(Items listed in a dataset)
..........

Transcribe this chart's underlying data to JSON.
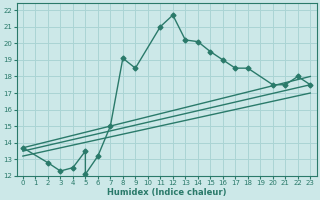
{
  "title": "",
  "xlabel": "Humidex (Indice chaleur)",
  "bg_color": "#cce8e8",
  "grid_color": "#aad4d4",
  "line_color": "#2a7a6a",
  "xlim": [
    -0.5,
    23.5
  ],
  "ylim": [
    12,
    22.4
  ],
  "xticks": [
    0,
    1,
    2,
    3,
    4,
    5,
    6,
    7,
    8,
    9,
    10,
    11,
    12,
    13,
    14,
    15,
    16,
    17,
    18,
    19,
    20,
    21,
    22,
    23
  ],
  "yticks": [
    12,
    13,
    14,
    15,
    16,
    17,
    18,
    19,
    20,
    21,
    22
  ],
  "series": [
    {
      "x": [
        0,
        2,
        3,
        4,
        5,
        5,
        6,
        7,
        8,
        9,
        11,
        12,
        13,
        14,
        15,
        16,
        17,
        18,
        20,
        21,
        22,
        23
      ],
      "y": [
        13.7,
        12.8,
        12.3,
        12.5,
        13.5,
        12.1,
        13.2,
        15.0,
        19.1,
        18.5,
        21.0,
        21.7,
        20.2,
        20.1,
        19.5,
        19.0,
        18.5,
        18.5,
        17.5,
        17.5,
        18.0,
        17.5
      ],
      "marker": "D",
      "markersize": 2.5,
      "linewidth": 1.0
    },
    {
      "x": [
        0,
        23
      ],
      "y": [
        13.7,
        18.0
      ],
      "marker": null,
      "markersize": 0,
      "linewidth": 1.0
    },
    {
      "x": [
        0,
        23
      ],
      "y": [
        13.5,
        17.5
      ],
      "marker": null,
      "markersize": 0,
      "linewidth": 1.0
    },
    {
      "x": [
        0,
        23
      ],
      "y": [
        13.2,
        17.0
      ],
      "marker": null,
      "markersize": 0,
      "linewidth": 1.0
    }
  ]
}
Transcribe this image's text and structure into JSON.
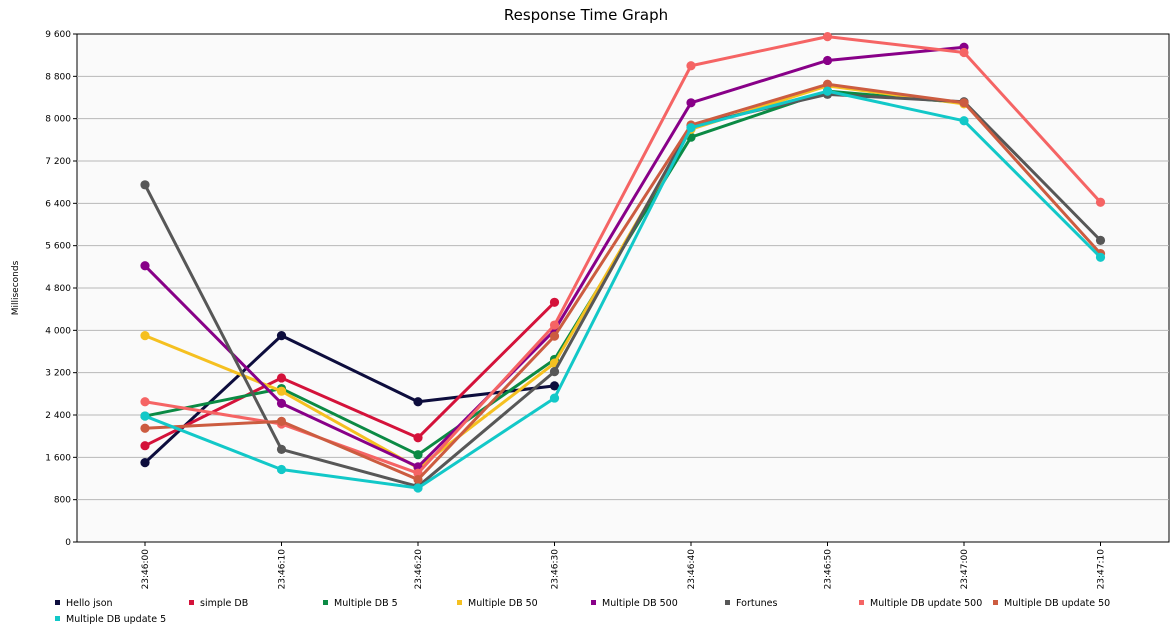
{
  "chart_data": {
    "type": "line",
    "title": "Response Time Graph",
    "xlabel": "",
    "ylabel": "Milliseconds",
    "categories": [
      "23:46:00",
      "23:46:10",
      "23:46:20",
      "23:46:30",
      "23:46:40",
      "23:46:50",
      "23:47:00",
      "23:47:10"
    ],
    "ylim": [
      0,
      9600
    ],
    "yticks": [
      0,
      800,
      1600,
      2400,
      3200,
      4000,
      4800,
      5600,
      6400,
      7200,
      8000,
      8800,
      9600
    ],
    "ytick_labels": [
      "0",
      "800",
      "1 600",
      "2 400",
      "3 200",
      "4 000",
      "4 800",
      "5 600",
      "6 400",
      "7 200",
      "8 000",
      "8 800",
      "9 600"
    ],
    "grid": "horizontal",
    "legend_position": "bottom",
    "series": [
      {
        "name": "Hello json",
        "color": "#0d0d3d",
        "values": [
          1500,
          3900,
          2650,
          2950,
          null,
          null,
          null,
          null
        ]
      },
      {
        "name": "simple DB",
        "color": "#d4123a",
        "values": [
          1820,
          3100,
          1970,
          4530,
          null,
          null,
          null,
          null
        ]
      },
      {
        "name": "Multiple DB 5",
        "color": "#0b8a44",
        "values": [
          2380,
          2900,
          1650,
          3450,
          7650,
          8520,
          8300,
          null
        ]
      },
      {
        "name": "Multiple DB 50",
        "color": "#f5c020",
        "values": [
          3900,
          2850,
          1400,
          3380,
          7800,
          8620,
          8280,
          null
        ]
      },
      {
        "name": "Multiple DB 500",
        "color": "#880088",
        "values": [
          5220,
          2620,
          1420,
          4000,
          8300,
          9100,
          9350,
          null
        ]
      },
      {
        "name": "Fortunes",
        "color": "#575757",
        "values": [
          6750,
          1750,
          1050,
          3220,
          7870,
          8460,
          8320,
          5700
        ]
      },
      {
        "name": "Multiple DB update 500",
        "color": "#f56464",
        "values": [
          2650,
          2230,
          1300,
          4100,
          9000,
          9550,
          9250,
          6420
        ]
      },
      {
        "name": "Multiple DB update 50",
        "color": "#cc5c40",
        "values": [
          2150,
          2280,
          1180,
          3890,
          7880,
          8650,
          8300,
          5450
        ]
      },
      {
        "name": "Multiple DB update 5",
        "color": "#12c8c8",
        "values": [
          2380,
          1370,
          1020,
          2720,
          7830,
          8520,
          7960,
          5380
        ]
      }
    ]
  }
}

..........

## Aim
Give nothing but the count of lines in the listing above that hold the string "this".

## Full answer
2